__The exercise__: Give all the lines below again, exactly, with no pictures.

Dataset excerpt
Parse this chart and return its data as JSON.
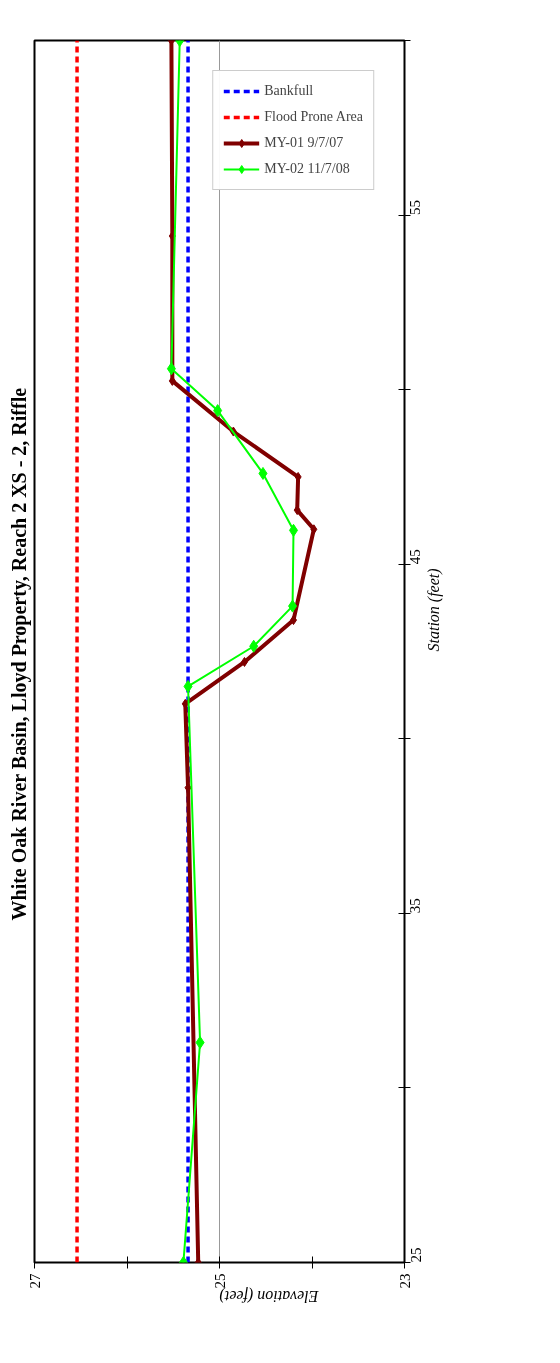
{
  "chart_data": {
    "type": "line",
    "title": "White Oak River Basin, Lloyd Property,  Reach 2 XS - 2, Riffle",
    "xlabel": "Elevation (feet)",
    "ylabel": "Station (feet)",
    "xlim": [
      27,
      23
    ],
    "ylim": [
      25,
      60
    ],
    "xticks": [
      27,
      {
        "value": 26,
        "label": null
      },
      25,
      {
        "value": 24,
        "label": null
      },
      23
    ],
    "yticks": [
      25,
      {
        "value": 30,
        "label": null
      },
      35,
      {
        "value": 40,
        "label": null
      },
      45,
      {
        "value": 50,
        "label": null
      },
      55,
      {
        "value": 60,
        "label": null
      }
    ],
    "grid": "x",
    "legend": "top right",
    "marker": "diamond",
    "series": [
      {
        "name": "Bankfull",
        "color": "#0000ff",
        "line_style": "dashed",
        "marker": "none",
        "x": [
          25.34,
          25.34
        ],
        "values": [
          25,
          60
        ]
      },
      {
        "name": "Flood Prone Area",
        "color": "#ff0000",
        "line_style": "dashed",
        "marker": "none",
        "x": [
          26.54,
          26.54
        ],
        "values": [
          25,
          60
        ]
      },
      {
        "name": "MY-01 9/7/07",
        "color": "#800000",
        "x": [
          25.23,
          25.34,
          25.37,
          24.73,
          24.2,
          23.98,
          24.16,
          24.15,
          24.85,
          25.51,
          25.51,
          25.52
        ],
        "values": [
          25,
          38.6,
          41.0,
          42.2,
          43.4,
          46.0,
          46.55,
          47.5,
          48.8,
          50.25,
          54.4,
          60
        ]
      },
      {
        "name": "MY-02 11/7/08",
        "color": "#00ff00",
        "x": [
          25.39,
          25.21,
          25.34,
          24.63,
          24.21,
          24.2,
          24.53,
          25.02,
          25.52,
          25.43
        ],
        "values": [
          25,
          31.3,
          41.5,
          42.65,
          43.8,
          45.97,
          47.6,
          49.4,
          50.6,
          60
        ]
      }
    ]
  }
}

__Exercise response__:
Parse this chart and return its data as JSON.
{
  "chart_data": {
    "type": "line",
    "title": "White Oak River Basin, Lloyd Property,  Reach 2 XS - 2, Riffle",
    "xlabel": "Elevation (feet)",
    "ylabel": "Station (feet)",
    "xlim": [
      27,
      23
    ],
    "ylim": [
      25,
      60
    ],
    "xticks": [
      27,
      {
        "value": 26,
        "label": null
      },
      25,
      {
        "value": 24,
        "label": null
      },
      23
    ],
    "yticks": [
      25,
      {
        "value": 30,
        "label": null
      },
      35,
      {
        "value": 40,
        "label": null
      },
      45,
      {
        "value": 50,
        "label": null
      },
      55,
      {
        "value": 60,
        "label": null
      }
    ],
    "grid": "x",
    "legend": "top right",
    "marker": "diamond",
    "series": [
      {
        "name": "Bankfull",
        "color": "#0000ff",
        "line_style": "dashed",
        "marker": "none",
        "x": [
          25.34,
          25.34
        ],
        "values": [
          25,
          60
        ]
      },
      {
        "name": "Flood Prone Area",
        "color": "#ff0000",
        "line_style": "dashed",
        "marker": "none",
        "x": [
          26.54,
          26.54
        ],
        "values": [
          25,
          60
        ]
      },
      {
        "name": "MY-01 9/7/07",
        "color": "#800000",
        "x": [
          25.23,
          25.34,
          25.37,
          24.73,
          24.2,
          23.98,
          24.16,
          24.15,
          24.85,
          25.51,
          25.51,
          25.52
        ],
        "values": [
          25,
          38.6,
          41.0,
          42.2,
          43.4,
          46.0,
          46.55,
          47.5,
          48.8,
          50.25,
          54.4,
          60
        ]
      },
      {
        "name": "MY-02 11/7/08",
        "color": "#00ff00",
        "x": [
          25.39,
          25.21,
          25.34,
          24.63,
          24.21,
          24.2,
          24.53,
          25.02,
          25.52,
          25.43
        ],
        "values": [
          25,
          31.3,
          41.5,
          42.65,
          43.8,
          45.97,
          47.6,
          49.4,
          50.6,
          60
        ]
      }
    ]
  }
}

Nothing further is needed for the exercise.